[Provided information]
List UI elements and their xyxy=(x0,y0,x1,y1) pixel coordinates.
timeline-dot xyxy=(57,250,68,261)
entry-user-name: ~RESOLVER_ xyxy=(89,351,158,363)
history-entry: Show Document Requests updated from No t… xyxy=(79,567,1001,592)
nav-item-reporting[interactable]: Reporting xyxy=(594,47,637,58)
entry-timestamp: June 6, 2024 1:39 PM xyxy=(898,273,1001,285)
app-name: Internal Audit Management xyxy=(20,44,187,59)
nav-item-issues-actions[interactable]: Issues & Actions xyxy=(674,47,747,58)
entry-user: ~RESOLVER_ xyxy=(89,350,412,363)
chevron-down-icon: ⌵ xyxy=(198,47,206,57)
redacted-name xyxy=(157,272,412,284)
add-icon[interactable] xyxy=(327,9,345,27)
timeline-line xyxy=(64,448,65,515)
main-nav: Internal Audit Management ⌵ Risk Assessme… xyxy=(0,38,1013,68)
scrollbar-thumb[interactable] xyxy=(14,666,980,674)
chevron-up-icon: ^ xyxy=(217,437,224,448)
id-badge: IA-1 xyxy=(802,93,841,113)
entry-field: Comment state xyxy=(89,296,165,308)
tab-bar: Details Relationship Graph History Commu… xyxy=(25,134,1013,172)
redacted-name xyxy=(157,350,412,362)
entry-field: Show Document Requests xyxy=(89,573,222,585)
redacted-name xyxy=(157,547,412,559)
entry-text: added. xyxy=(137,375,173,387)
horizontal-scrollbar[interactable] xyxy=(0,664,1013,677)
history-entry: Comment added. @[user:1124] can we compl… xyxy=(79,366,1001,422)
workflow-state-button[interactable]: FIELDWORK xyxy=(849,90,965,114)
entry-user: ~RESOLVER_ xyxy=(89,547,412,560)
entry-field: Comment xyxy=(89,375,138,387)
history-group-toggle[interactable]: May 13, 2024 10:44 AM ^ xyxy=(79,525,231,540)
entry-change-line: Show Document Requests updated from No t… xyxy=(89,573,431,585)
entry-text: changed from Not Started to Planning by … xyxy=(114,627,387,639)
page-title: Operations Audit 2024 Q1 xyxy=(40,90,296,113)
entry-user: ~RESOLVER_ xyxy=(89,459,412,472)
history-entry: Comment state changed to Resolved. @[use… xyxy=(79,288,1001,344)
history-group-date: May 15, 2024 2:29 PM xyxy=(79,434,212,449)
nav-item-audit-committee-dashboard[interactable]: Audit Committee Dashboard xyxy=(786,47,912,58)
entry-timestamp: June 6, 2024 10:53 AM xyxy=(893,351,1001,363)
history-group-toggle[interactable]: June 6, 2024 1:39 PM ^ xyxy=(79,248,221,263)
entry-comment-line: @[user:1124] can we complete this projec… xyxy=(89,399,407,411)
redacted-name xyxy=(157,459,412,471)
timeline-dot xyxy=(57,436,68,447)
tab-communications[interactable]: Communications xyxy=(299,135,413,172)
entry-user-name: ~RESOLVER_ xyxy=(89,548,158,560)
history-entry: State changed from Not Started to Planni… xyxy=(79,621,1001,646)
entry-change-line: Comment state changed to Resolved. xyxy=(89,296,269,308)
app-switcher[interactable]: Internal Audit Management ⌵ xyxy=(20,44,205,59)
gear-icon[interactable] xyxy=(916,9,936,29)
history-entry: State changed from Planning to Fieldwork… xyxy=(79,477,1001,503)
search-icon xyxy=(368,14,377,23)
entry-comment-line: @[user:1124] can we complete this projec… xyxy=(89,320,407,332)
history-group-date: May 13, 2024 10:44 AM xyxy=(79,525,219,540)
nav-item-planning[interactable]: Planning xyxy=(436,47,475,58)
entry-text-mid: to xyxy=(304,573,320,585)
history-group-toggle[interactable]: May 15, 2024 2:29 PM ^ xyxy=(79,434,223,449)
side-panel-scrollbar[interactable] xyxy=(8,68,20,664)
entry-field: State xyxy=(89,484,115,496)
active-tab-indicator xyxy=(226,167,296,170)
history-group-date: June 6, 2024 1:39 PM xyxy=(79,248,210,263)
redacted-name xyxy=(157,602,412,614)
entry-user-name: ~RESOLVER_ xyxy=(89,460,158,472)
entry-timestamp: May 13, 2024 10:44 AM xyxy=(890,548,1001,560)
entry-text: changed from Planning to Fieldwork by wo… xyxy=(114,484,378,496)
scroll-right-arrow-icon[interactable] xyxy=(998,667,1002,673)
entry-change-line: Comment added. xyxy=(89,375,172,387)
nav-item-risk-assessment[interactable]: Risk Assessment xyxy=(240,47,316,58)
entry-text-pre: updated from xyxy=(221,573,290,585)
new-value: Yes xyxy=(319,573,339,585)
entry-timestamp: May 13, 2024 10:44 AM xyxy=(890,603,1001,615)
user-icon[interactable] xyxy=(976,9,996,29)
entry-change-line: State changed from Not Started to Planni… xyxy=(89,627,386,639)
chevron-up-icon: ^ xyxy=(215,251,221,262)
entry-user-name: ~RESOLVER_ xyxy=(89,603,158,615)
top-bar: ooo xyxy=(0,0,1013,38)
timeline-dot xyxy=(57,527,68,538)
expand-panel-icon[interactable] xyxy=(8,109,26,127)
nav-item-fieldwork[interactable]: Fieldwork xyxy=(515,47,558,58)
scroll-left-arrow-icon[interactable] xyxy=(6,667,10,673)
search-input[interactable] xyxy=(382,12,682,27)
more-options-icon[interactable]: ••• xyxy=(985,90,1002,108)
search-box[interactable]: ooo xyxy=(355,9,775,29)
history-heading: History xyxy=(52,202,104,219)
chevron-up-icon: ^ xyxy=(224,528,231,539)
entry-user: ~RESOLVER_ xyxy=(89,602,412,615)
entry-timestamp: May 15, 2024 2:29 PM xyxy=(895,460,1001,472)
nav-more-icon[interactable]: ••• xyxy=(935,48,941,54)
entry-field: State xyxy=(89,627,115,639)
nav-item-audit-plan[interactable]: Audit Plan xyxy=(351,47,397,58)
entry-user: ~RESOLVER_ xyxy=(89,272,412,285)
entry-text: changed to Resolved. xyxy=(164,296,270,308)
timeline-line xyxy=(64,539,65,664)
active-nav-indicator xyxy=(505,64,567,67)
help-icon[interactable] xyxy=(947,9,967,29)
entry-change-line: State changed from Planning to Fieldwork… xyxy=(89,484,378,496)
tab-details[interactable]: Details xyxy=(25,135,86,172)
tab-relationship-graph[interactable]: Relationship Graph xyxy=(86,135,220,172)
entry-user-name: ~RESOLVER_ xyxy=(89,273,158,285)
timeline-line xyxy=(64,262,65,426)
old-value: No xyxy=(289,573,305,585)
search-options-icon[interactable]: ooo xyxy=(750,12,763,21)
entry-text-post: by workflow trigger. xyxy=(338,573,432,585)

[Directions for this task] Please show every line from the list above that contains the word "updated".

[Exercise result]
history-entry: Show Document Requests updated from No t… xyxy=(79,567,1001,592)
entry-change-line: Show Document Requests updated from No t… xyxy=(89,573,431,585)
entry-text-pre: updated from xyxy=(221,573,290,585)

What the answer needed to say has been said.